*EXERCISE DESCRIPTION*.
Output all of the records exactly as written.

[begin THE DATA]

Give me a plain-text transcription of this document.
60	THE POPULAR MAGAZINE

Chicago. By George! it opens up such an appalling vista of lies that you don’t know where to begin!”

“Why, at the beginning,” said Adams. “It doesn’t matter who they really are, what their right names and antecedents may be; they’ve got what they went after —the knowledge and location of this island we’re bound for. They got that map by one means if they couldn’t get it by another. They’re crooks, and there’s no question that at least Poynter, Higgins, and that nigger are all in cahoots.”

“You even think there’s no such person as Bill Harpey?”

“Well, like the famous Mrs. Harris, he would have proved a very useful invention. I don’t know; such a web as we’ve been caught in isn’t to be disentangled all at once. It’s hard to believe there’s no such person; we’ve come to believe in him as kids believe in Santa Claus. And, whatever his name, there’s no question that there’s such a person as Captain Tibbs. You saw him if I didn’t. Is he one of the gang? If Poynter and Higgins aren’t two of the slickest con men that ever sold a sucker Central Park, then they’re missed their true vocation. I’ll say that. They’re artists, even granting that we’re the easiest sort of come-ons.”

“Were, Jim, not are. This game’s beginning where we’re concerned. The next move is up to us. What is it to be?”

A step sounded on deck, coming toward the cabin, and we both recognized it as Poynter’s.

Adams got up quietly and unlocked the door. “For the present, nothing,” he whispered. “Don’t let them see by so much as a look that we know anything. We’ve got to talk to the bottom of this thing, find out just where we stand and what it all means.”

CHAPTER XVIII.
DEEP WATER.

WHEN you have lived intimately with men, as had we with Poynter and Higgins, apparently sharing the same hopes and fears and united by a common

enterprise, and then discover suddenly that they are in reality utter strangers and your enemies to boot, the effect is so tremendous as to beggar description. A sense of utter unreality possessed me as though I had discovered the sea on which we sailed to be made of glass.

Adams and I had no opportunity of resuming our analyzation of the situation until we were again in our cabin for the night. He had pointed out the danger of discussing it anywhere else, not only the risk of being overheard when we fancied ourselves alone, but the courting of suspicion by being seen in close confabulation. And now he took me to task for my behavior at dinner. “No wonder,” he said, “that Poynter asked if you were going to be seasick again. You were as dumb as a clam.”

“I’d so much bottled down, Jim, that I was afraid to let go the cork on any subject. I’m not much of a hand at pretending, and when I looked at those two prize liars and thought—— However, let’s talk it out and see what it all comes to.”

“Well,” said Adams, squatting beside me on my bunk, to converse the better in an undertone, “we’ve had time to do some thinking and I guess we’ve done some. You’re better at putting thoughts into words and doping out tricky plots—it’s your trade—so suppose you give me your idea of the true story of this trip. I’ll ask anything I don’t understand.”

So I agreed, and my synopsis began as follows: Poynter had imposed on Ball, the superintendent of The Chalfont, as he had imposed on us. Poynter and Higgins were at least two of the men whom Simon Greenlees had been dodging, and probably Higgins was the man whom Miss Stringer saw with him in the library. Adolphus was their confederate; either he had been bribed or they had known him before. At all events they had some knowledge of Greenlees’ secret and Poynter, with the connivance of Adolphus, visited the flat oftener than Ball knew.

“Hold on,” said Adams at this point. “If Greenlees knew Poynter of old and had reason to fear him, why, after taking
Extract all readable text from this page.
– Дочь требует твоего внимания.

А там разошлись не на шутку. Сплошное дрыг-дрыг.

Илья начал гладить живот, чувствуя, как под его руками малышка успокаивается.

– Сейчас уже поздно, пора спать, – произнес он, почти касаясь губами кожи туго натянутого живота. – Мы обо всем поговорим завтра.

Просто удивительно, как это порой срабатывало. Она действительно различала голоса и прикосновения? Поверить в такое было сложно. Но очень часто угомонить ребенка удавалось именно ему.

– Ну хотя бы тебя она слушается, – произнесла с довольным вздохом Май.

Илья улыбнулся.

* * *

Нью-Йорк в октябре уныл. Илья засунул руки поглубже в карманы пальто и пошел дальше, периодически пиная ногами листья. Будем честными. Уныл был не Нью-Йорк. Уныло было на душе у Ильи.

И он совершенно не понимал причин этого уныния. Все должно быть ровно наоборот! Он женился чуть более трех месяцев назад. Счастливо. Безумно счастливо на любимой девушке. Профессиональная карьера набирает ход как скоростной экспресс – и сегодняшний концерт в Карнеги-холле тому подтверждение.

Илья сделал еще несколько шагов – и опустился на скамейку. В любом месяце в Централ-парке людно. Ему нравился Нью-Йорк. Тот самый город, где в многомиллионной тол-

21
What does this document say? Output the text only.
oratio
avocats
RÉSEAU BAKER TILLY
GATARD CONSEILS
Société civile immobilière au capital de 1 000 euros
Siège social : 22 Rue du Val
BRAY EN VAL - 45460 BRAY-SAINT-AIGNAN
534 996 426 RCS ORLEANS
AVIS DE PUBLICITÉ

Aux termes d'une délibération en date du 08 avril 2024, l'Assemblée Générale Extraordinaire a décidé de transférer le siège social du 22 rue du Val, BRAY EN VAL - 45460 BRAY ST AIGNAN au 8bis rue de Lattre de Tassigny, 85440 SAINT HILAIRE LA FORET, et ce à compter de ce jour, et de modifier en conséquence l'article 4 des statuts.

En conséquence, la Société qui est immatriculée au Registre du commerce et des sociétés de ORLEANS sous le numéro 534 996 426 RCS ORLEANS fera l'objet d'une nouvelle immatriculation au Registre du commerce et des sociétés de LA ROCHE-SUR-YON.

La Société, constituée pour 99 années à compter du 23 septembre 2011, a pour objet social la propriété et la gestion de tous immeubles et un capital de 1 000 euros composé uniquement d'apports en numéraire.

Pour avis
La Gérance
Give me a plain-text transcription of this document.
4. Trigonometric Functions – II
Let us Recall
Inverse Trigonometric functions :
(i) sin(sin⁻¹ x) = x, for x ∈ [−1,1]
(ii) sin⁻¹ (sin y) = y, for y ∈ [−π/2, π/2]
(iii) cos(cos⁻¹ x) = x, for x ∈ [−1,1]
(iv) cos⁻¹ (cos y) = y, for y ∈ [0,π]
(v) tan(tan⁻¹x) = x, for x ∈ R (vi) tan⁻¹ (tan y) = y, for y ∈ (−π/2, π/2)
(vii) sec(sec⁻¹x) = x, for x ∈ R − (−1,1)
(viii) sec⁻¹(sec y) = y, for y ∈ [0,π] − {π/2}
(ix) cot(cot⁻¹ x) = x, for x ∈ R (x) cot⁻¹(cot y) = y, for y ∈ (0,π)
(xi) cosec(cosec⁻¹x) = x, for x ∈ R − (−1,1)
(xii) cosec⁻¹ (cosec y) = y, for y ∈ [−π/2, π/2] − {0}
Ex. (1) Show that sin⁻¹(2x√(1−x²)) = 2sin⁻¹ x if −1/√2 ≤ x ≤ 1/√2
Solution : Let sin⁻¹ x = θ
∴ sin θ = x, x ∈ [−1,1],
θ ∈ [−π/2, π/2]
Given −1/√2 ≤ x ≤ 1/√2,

[end THE DATA]

*CORRECT RESULT*.
Give me a plain-text transcription of this document.
60	THE POPULAR MAGAZINE

Chicago. By George! it opens up such an appalling vista of lies that you don’t know where to begin!”

“Why, at the beginning,” said Adams. “It doesn’t matter who they really are, what their right names and antecedents may be; they’ve got what they went after —the knowledge and location of this island we’re bound for. They got that map by one means if they couldn’t get it by another. They’re crooks, and there’s no question that at least Poynter, Higgins, and that nigger are all in cahoots.”

“You even think there’s no such person as Bill Harpey?”

“Well, like the famous Mrs. Harris, he would have proved a very useful invention. I don’t know; such a web as we’ve been caught in isn’t to be disentangled all at once. It’s hard to believe there’s no such person; we’ve come to believe in him as kids believe in Santa Claus. And, whatever his name, there’s no question that there’s such a person as Captain Tibbs. You saw him if I didn’t. Is he one of the gang? If Poynter and Higgins aren’t two of the slickest con men that ever sold a sucker Central Park, then they’re missed their true vocation. I’ll say that. They’re artists, even granting that we’re the easiest sort of come-ons.”

“Were, Jim, not are. This game’s beginning where we’re concerned. The next move is up to us. What is it to be?”

A step sounded on deck, coming toward the cabin, and we both recognized it as Poynter’s.

Adams got up quietly and unlocked the door. “For the present, nothing,” he whispered. “Don’t let them see by so much as a look that we know anything. We’ve got to talk to the bottom of this thing, find out just where we stand and what it all means.”

CHAPTER XVIII.
DEEP WATER.

WHEN you have lived intimately with men, as had we with Poynter and Higgins, apparently sharing the same hopes and fears and united by a common

enterprise, and then discover suddenly that they are in reality utter strangers and your enemies to boot, the effect is so tremendous as to beggar description. A sense of utter unreality possessed me as though I had discovered the sea on which we sailed to be made of glass.

Adams and I had no opportunity of resuming our analyzation of the situation until we were again in our cabin for the night. He had pointed out the danger of discussing it anywhere else, not only the risk of being overheard when we fancied ourselves alone, but the courting of suspicion by being seen in close confabulation. And now he took me to task for my behavior at dinner. “No wonder,” he said, “that Poynter asked if you were going to be seasick again. You were as dumb as a clam.”

“I’d so much bottled down, Jim, that I was afraid to let go the cork on any subject. I’m not much of a hand at pretending, and when I looked at those two prize liars and thought—— However, let’s talk it out and see what it all comes to.”

“Well,” said Adams, squatting beside me on my bunk, to converse the better in an undertone, “we’ve had time to do some thinking and I guess we’ve done some. You’re better at putting thoughts into words and doping out tricky plots—it’s your trade—so suppose you give me your idea of the true story of this trip. I’ll ask anything I don’t understand.”

So I agreed, and my synopsis began as follows: Poynter had imposed on Ball, the superintendent of The Chalfont, as he had imposed on us. Poynter and Higgins were at least two of the men whom Simon Greenlees had been dodging, and probably Higgins was the man whom Miss Stringer saw with him in the library. Adolphus was their confederate; either he had been bribed or they had known him before. At all events they had some knowledge of Greenlees’ secret and Poynter, with the connivance of Adolphus, visited the flat oftener than Ball knew.

“Hold on,” said Adams at this point. “If Greenlees knew Poynter of old and had reason to fear him, why, after taking
Extract all readable text from this page.
– Дочь требует твоего внимания.

А там разошлись не на шутку. Сплошное дрыг-дрыг.

Илья начал гладить живот, чувствуя, как под его руками малышка успокаивается.

– Сейчас уже поздно, пора спать, – произнес он, почти касаясь губами кожи туго натянутого живота. – Мы обо всем поговорим завтра.

Просто удивительно, как это порой срабатывало. Она действительно различала голоса и прикосновения? Поверить в такое было сложно. Но очень часто угомонить ребенка удавалось именно ему.

– Ну хотя бы тебя она слушается, – произнесла с довольным вздохом Май.

Илья улыбнулся.

* * *

Нью-Йорк в октябре уныл. Илья засунул руки поглубже в карманы пальто и пошел дальше, периодически пиная ногами листья. Будем честными. Уныл был не Нью-Йорк. Уныло было на душе у Ильи.

И он совершенно не понимал причин этого уныния. Все должно быть ровно наоборот! Он женился чуть более трех месяцев назад. Счастливо. Безумно счастливо на любимой девушке. Профессиональная карьера набирает ход как скоростной экспресс – и сегодняшний концерт в Карнеги-холле тому подтверждение.

Илья сделал еще несколько шагов – и опустился на скамейку. В любом месяце в Централ-парке людно. Ему нравился Нью-Йорк. Тот самый город, где в многомиллионной тол-

21
What does this document say? Output the text only.
oratio
avocats
RÉSEAU BAKER TILLY
GATARD CONSEILS
Société civile immobilière au capital de 1 000 euros
Siège social : 22 Rue du Val
BRAY EN VAL - 45460 BRAY-SAINT-AIGNAN
534 996 426 RCS ORLEANS
AVIS DE PUBLICITÉ

Aux termes d'une délibération en date du 08 avril 2024, l'Assemblée Générale Extraordinaire a décidé de transférer le siège social du 22 rue du Val, BRAY EN VAL - 45460 BRAY ST AIGNAN au 8bis rue de Lattre de Tassigny, 85440 SAINT HILAIRE LA FORET, et ce à compter de ce jour, et de modifier en conséquence l'article 4 des statuts.

En conséquence, la Société qui est immatriculée au Registre du commerce et des sociétés de ORLEANS sous le numéro 534 996 426 RCS ORLEANS fera l'objet d'une nouvelle immatriculation au Registre du commerce et des sociétés de LA ROCHE-SUR-YON.

La Société, constituée pour 99 années à compter du 23 septembre 2011, a pour objet social la propriété et la gestion de tous immeubles et un capital de 1 000 euros composé uniquement d'apports en numéraire.

Pour avis
La Gérance
Give me a plain-text transcription of this document.
4. Trigonometric Functions – II
Let us Recall
Inverse Trigonometric functions :
(i) sin(sin⁻¹ x) = x, for x ∈ [−1,1]
(ii) sin⁻¹ (sin y) = y, for y ∈ [−π/2, π/2]
(iii) cos(cos⁻¹ x) = x, for x ∈ [−1,1]
(iv) cos⁻¹ (cos y) = y, for y ∈ [0,π]
(v) tan(tan⁻¹x) = x, for x ∈ R (vi) tan⁻¹ (tan y) = y, for y ∈ (−π/2, π/2)
(vii) sec(sec⁻¹x) = x, for x ∈ R − (−1,1)
(viii) sec⁻¹(sec y) = y, for y ∈ [0,π] − {π/2}
(ix) cot(cot⁻¹ x) = x, for x ∈ R (x) cot⁻¹(cot y) = y, for y ∈ (0,π)
(xi) cosec(cosec⁻¹x) = x, for x ∈ R − (−1,1)
(xii) cosec⁻¹ (cosec y) = y, for y ∈ [−π/2, π/2] − {0}
Ex. (1) Show that sin⁻¹(2x√(1−x²)) = 2sin⁻¹ x if −1/√2 ≤ x ≤ 1/√2
Solution : Let sin⁻¹ x = θ
∴ sin θ = x, x ∈ [−1,1],
θ ∈ [−π/2, π/2]
Given −1/√2 ≤ x ≤ 1/√2,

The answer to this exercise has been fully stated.